Assemble all lines in which the string "returns" appears.

───── RECORDS TO USE

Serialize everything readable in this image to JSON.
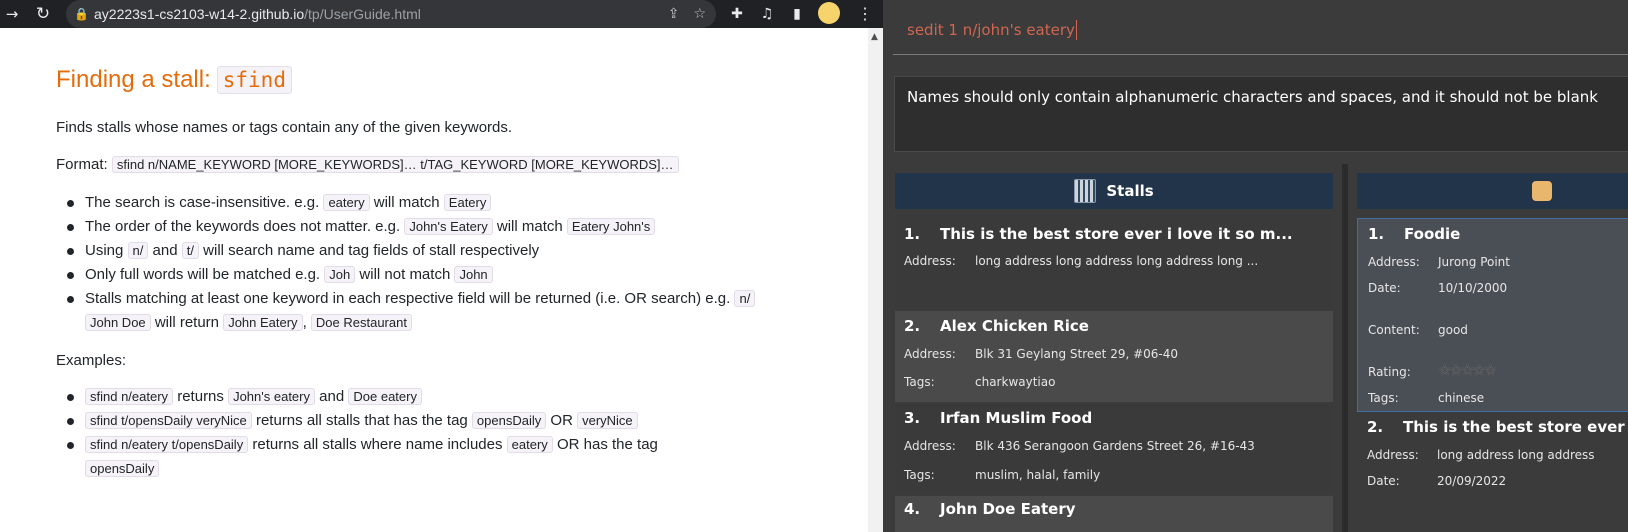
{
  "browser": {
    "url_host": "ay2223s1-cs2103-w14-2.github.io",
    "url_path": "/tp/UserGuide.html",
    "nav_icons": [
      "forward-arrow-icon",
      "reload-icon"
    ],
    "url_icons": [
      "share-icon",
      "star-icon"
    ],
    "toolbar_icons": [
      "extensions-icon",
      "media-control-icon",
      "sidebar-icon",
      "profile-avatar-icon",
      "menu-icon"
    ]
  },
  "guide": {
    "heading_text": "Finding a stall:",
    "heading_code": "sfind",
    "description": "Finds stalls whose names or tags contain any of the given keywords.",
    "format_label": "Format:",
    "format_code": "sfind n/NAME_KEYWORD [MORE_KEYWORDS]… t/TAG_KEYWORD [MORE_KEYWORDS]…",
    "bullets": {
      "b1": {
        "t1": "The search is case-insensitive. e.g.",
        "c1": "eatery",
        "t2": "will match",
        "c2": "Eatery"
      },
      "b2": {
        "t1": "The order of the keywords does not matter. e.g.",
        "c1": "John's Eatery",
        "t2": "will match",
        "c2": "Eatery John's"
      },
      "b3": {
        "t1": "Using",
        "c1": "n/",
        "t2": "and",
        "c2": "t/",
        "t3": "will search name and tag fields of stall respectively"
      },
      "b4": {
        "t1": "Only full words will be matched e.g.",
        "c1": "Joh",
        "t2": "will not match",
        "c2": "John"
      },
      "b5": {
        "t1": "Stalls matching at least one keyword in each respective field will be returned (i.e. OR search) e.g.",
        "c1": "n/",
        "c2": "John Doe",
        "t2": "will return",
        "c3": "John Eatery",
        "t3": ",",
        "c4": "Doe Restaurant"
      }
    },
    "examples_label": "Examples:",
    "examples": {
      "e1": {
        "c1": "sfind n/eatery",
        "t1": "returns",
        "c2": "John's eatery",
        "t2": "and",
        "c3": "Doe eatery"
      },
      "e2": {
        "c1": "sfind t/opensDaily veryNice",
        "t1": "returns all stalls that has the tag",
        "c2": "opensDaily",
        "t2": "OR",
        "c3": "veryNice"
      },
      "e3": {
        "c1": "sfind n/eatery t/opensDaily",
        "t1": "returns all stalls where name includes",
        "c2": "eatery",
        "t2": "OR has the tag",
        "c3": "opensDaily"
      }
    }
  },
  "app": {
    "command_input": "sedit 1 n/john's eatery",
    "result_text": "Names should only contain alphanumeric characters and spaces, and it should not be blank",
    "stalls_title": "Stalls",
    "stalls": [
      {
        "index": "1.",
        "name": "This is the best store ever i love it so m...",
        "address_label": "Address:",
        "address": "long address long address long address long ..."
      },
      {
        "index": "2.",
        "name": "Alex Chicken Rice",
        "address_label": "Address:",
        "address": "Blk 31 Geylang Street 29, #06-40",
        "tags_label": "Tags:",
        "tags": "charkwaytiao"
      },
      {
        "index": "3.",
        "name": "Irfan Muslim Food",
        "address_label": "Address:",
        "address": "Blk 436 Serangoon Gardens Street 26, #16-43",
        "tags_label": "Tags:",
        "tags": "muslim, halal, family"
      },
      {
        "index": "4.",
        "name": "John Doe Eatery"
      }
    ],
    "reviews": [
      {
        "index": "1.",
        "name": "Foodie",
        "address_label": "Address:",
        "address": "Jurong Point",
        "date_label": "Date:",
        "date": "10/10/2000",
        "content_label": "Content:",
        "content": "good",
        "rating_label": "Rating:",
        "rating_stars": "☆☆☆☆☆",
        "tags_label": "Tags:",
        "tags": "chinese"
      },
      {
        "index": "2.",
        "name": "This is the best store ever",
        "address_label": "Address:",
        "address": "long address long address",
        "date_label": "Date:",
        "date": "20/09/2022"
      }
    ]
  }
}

──────────
───── RECORDS TO USE

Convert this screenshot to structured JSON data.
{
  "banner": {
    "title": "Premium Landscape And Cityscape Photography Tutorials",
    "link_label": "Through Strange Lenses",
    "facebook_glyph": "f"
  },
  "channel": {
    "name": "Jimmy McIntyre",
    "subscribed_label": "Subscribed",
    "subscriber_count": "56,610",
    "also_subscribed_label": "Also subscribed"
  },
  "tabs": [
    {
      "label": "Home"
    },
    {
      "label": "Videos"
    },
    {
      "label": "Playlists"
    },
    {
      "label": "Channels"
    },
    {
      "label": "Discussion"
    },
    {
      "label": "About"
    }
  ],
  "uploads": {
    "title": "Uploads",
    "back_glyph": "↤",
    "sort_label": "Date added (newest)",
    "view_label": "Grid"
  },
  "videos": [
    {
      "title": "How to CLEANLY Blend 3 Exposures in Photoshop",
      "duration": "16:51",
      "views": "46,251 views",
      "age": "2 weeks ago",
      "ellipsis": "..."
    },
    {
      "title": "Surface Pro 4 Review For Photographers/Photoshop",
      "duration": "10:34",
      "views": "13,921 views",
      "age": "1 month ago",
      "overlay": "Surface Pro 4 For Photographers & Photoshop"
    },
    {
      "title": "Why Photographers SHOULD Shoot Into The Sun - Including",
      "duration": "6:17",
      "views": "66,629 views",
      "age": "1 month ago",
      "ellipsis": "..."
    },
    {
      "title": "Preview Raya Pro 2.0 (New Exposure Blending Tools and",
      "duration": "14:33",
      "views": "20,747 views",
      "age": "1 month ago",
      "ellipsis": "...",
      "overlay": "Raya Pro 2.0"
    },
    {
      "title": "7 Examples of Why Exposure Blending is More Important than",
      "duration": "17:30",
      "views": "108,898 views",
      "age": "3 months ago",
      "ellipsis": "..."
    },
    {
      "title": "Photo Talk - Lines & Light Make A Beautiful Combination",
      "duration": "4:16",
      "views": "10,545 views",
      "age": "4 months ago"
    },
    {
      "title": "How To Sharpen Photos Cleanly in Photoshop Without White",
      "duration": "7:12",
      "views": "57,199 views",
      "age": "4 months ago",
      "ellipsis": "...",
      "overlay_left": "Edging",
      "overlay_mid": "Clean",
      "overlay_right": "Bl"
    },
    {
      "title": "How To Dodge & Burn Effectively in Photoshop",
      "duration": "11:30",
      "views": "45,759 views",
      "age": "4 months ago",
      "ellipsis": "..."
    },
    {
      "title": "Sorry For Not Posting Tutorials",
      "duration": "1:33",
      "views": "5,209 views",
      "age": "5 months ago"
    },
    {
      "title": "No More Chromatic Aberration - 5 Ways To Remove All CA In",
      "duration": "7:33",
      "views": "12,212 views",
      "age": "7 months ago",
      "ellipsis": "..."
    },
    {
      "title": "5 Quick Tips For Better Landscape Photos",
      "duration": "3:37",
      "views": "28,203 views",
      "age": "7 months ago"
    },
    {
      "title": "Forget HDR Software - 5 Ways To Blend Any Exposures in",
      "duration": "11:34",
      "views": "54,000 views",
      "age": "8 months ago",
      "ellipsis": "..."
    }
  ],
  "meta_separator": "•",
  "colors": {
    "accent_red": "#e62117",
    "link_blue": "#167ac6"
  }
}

──────────

EXERCISE OUTPUT -
        "t1": "returns",
        "t1": "returns all stalls that has the tag",
        "t1": "returns all stalls where name includes",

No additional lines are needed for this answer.